### Text block
A Reliable Network Management Workﬂow System at Scale

Investigators: Yiting Xia in cooperation with Kuo-Feng Hsu, Jiarong Xing, Ang Chen (Rice University), Yan Cai, Yanping Li, and Ying Zhang (Meta)

Managing complex networks is challenging, particularly at scale. A planet-scale cloud/content provider’s network can contain devices from dozens of vendors, many tens of network element roles, and tens of thousands of circuits in operation, which altogether contribute to thousands of conﬁguration changes every day. Besides, network management involves a diverse set of tasks, ranging from service upgrades, device updates, network expansion, to feature deployment— each requiring a disparate workﬂow of operations. The combined eﬀect of the network scale and task diversity has made network management a risk-ridden procedure: as changes often come with risk, it is up to the network management system to monitor the network health, detect runtime failures, and assist with recovery when possible. Reliability is, hence, the primary goal of network management given its error-prone nature. We present the network management system in Meta and how it evolves through two generations to enhance reliability.

Our ﬁrst generation, Netgram, is a network-speciﬁc workﬂow system. In Netgram, a workﬂow is a Python program written in a pipeline of stages, where each stage performs several execution steps and passes intermediate results to the next. A stage can invoke pre-deﬁned sub-procedures for common network operations, which are ﬂexibly implemented as any executables, such as Ansible, Python, or CLI scripts. Netgram is a signiﬁcant leap from the former practice of ‘method of procedures’ (MOPs), which uses loose text to document management steps and rules of thumbs, and thus can be easily misinterpreted by individual operators and often requires manual translation into scripts or conﬁglets. Netgram eﬀectively eliminates manual eﬀorts and streamlines the management tasks in an automated and trackable manner.

Boxed element entries:

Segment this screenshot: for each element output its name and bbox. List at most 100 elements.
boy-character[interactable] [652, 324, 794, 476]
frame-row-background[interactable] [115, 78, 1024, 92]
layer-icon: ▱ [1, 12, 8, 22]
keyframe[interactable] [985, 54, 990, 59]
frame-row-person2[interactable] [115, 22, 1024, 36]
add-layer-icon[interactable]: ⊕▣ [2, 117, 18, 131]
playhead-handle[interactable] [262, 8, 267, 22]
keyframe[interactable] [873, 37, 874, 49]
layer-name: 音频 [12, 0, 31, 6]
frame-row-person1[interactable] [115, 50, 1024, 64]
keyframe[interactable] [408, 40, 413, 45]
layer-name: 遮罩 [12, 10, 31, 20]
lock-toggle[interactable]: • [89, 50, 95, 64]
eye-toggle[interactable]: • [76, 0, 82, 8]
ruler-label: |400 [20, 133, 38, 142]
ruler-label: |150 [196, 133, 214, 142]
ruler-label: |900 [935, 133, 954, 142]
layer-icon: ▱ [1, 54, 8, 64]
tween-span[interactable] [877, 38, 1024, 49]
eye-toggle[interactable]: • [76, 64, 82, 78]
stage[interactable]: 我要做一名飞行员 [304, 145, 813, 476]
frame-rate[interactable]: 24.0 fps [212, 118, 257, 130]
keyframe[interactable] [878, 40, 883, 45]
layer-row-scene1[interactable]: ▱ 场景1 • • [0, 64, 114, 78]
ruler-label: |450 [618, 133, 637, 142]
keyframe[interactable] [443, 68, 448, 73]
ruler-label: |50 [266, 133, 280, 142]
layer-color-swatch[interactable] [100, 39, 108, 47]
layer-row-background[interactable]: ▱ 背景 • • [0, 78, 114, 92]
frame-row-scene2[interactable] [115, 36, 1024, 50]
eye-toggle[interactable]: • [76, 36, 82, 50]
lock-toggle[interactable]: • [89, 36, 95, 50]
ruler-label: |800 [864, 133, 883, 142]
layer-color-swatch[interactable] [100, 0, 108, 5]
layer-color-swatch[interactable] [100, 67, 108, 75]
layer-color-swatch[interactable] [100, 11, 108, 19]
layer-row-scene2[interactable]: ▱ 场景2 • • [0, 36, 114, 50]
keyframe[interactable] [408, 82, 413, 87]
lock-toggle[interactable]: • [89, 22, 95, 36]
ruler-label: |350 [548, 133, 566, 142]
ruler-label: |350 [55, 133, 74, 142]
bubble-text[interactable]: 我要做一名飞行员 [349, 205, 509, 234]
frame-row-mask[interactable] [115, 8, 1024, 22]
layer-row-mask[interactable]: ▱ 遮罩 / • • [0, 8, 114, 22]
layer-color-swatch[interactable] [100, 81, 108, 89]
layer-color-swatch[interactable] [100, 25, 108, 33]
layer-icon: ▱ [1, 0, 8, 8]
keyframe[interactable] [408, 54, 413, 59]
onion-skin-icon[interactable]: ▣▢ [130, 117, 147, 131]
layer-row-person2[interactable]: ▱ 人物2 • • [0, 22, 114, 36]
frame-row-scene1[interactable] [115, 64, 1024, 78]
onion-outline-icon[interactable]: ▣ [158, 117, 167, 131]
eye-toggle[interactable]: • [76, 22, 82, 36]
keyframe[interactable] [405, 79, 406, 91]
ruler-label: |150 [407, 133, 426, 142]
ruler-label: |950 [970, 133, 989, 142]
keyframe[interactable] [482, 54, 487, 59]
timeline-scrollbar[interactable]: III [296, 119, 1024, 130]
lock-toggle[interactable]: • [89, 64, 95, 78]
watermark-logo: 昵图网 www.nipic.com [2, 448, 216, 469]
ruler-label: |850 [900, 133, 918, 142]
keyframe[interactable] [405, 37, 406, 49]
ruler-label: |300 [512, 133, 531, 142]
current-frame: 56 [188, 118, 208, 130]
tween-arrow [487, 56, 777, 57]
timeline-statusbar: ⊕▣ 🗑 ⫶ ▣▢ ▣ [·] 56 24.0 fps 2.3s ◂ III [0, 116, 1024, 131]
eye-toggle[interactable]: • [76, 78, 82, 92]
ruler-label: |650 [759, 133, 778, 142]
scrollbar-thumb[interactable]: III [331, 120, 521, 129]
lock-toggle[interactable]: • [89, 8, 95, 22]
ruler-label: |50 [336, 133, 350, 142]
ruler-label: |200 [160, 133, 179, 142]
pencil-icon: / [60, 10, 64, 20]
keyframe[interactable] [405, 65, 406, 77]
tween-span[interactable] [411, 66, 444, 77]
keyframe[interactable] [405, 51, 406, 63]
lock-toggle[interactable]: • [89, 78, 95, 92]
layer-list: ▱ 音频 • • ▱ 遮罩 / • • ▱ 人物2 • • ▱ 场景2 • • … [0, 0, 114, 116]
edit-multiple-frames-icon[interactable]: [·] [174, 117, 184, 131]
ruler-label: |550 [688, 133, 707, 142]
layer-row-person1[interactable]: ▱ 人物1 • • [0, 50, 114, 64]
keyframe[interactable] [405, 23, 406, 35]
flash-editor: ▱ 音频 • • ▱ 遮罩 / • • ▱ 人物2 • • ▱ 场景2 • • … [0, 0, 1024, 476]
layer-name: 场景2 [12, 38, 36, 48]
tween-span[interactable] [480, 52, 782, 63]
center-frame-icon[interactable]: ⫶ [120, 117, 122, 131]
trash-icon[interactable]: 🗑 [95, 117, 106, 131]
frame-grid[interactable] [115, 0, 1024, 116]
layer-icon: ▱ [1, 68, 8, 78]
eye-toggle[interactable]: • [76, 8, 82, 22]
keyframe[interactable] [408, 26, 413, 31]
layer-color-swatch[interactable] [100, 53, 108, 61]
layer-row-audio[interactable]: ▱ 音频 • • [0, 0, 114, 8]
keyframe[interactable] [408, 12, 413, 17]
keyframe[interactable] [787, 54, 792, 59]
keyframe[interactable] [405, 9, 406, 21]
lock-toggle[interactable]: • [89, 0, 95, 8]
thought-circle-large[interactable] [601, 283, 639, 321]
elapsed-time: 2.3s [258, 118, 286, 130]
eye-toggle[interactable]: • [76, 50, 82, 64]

### Task goal
In the network management text, what is the name of the first-generation workflow system?

### Written response
Netgram